• [RECORD SET]:

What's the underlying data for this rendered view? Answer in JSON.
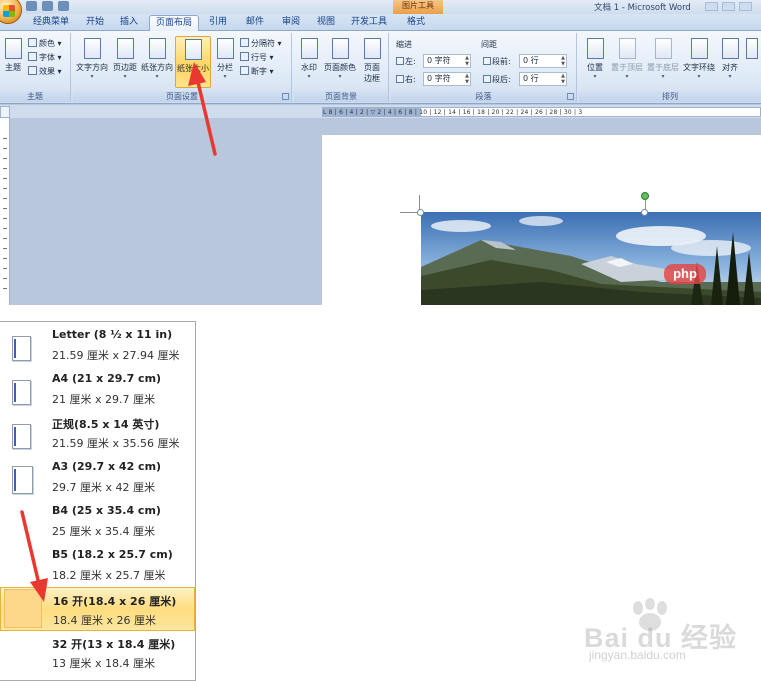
{
  "window": {
    "contextual_header": "图片工具",
    "title": "文档 1 - Microsoft Word"
  },
  "tabs": [
    {
      "label": "经典菜单",
      "active": false
    },
    {
      "label": "开始",
      "active": false
    },
    {
      "label": "插入",
      "active": false
    },
    {
      "label": "页面布局",
      "active": true
    },
    {
      "label": "引用",
      "active": false
    },
    {
      "label": "邮件",
      "active": false
    },
    {
      "label": "审阅",
      "active": false
    },
    {
      "label": "视图",
      "active": false
    },
    {
      "label": "开发工具",
      "active": false
    },
    {
      "label": "格式",
      "active": false
    }
  ],
  "ribbon": {
    "theme_group": {
      "label": "主题",
      "theme_btn": "主题",
      "colors": "颜色",
      "fonts": "字体",
      "effects": "效果"
    },
    "page_setup_group": {
      "label": "页面设置",
      "text_direction": "文字方向",
      "margins": "页边距",
      "orientation": "纸张方向",
      "paper_size": "纸张大小",
      "columns": "分栏",
      "breaks": "分隔符",
      "line_numbers": "行号",
      "hyphenation": "断字"
    },
    "page_background_group": {
      "label": "页面背景",
      "watermark": "水印",
      "page_color": "页面颜色",
      "page_borders_line1": "页面",
      "page_borders_line2": "边框"
    },
    "paragraph_group": {
      "label": "段落",
      "indent_label": "缩进",
      "spacing_label": "间距",
      "left_label": "左:",
      "right_label": "右:",
      "left_value": "0 字符",
      "right_value": "0 字符",
      "before_label": "段前:",
      "after_label": "段后:",
      "before_value": "0 行",
      "after_value": "0 行"
    },
    "arrange_group": {
      "label": "排列",
      "position": "位置",
      "bring_front": "置于顶层",
      "send_back": "置于底层",
      "text_wrap": "文字环绕",
      "align": "对齐"
    }
  },
  "ruler": {
    "text": "L  8 | 6 | 4 | 2 |  ▽ 2 | 4 | 6 | 8 | 10 | 12 | 14 | 16 | 18 | 20 | 22 | 24 | 26 | 28 | 30 | 3"
  },
  "image_overlay": {
    "badge": "php"
  },
  "paper_menu": {
    "items": [
      {
        "title": "Letter (8 ½ x 11 in)",
        "sub": "21.59 厘米 x 27.94 厘米",
        "selected": false
      },
      {
        "title": "A4 (21 x 29.7 cm)",
        "sub": "21 厘米 x 29.7 厘米",
        "selected": false
      },
      {
        "title": "正规(8.5 x 14 英寸)",
        "sub": "21.59 厘米 x 35.56 厘米",
        "selected": false
      },
      {
        "title": "A3 (29.7 x 42 cm)",
        "sub": "29.7 厘米 x 42 厘米",
        "selected": false
      },
      {
        "title": "B4 (25 x 35.4 cm)",
        "sub": "25 厘米 x 35.4 厘米",
        "selected": false
      },
      {
        "title": "B5 (18.2 x 25.7 cm)",
        "sub": "18.2 厘米 x 25.7 厘米",
        "selected": false
      },
      {
        "title": "16 开(18.4 x 26 厘米)",
        "sub": "18.4 厘米 x 26 厘米",
        "selected": true
      },
      {
        "title": "32 开(13 x 18.4 厘米)",
        "sub": "13 厘米 x 18.4 厘米",
        "selected": false
      }
    ]
  },
  "watermark": {
    "brand": "Bai du 经验",
    "url": "jingyan.baidu.com"
  },
  "colors": {
    "annotation_arrow": "#e8382f",
    "selected_highlight": "#ffdd7e",
    "ribbon_hot": "#ffd35e"
  }
}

• [GIVEN INSTRUCTION]:
Set down the records in full and exactly. Do not carry over any image.

• [EXERCISE OUTPUT]:
What's the underlying data for this rendered view? Answer in JSON.
{
  "window": {
    "contextual_header": "图片工具",
    "title": "文档 1 - Microsoft Word"
  },
  "tabs": [
    {
      "label": "经典菜单",
      "active": false
    },
    {
      "label": "开始",
      "active": false
    },
    {
      "label": "插入",
      "active": false
    },
    {
      "label": "页面布局",
      "active": true
    },
    {
      "label": "引用",
      "active": false
    },
    {
      "label": "邮件",
      "active": false
    },
    {
      "label": "审阅",
      "active": false
    },
    {
      "label": "视图",
      "active": false
    },
    {
      "label": "开发工具",
      "active": false
    },
    {
      "label": "格式",
      "active": false
    }
  ],
  "ribbon": {
    "theme_group": {
      "label": "主题",
      "theme_btn": "主题",
      "colors": "颜色",
      "fonts": "字体",
      "effects": "效果"
    },
    "page_setup_group": {
      "label": "页面设置",
      "text_direction": "文字方向",
      "margins": "页边距",
      "orientation": "纸张方向",
      "paper_size": "纸张大小",
      "columns": "分栏",
      "breaks": "分隔符",
      "line_numbers": "行号",
      "hyphenation": "断字"
    },
    "page_background_group": {
      "label": "页面背景",
      "watermark": "水印",
      "page_color": "页面颜色",
      "page_borders_line1": "页面",
      "page_borders_line2": "边框"
    },
    "paragraph_group": {
      "label": "段落",
      "indent_label": "缩进",
      "spacing_label": "间距",
      "left_label": "左:",
      "right_label": "右:",
      "left_value": "0 字符",
      "right_value": "0 字符",
      "before_label": "段前:",
      "after_label": "段后:",
      "before_value": "0 行",
      "after_value": "0 行"
    },
    "arrange_group": {
      "label": "排列",
      "position": "位置",
      "bring_front": "置于顶层",
      "send_back": "置于底层",
      "text_wrap": "文字环绕",
      "align": "对齐"
    }
  },
  "ruler": {
    "text": "L  8 | 6 | 4 | 2 |  ▽ 2 | 4 | 6 | 8 | 10 | 12 | 14 | 16 | 18 | 20 | 22 | 24 | 26 | 28 | 30 | 3"
  },
  "image_overlay": {
    "badge": "php"
  },
  "paper_menu": {
    "items": [
      {
        "title": "Letter (8 ½ x 11 in)",
        "sub": "21.59 厘米 x 27.94 厘米",
        "selected": false
      },
      {
        "title": "A4 (21 x 29.7 cm)",
        "sub": "21 厘米 x 29.7 厘米",
        "selected": false
      },
      {
        "title": "正规(8.5 x 14 英寸)",
        "sub": "21.59 厘米 x 35.56 厘米",
        "selected": false
      },
      {
        "title": "A3 (29.7 x 42 cm)",
        "sub": "29.7 厘米 x 42 厘米",
        "selected": false
      },
      {
        "title": "B4 (25 x 35.4 cm)",
        "sub": "25 厘米 x 35.4 厘米",
        "selected": false
      },
      {
        "title": "B5 (18.2 x 25.7 cm)",
        "sub": "18.2 厘米 x 25.7 厘米",
        "selected": false
      },
      {
        "title": "16 开(18.4 x 26 厘米)",
        "sub": "18.4 厘米 x 26 厘米",
        "selected": true
      },
      {
        "title": "32 开(13 x 18.4 厘米)",
        "sub": "13 厘米 x 18.4 厘米",
        "selected": false
      }
    ]
  },
  "watermark": {
    "brand": "Bai du 经验",
    "url": "jingyan.baidu.com"
  },
  "colors": {
    "annotation_arrow": "#e8382f",
    "selected_highlight": "#ffdd7e",
    "ribbon_hot": "#ffd35e"
  }
}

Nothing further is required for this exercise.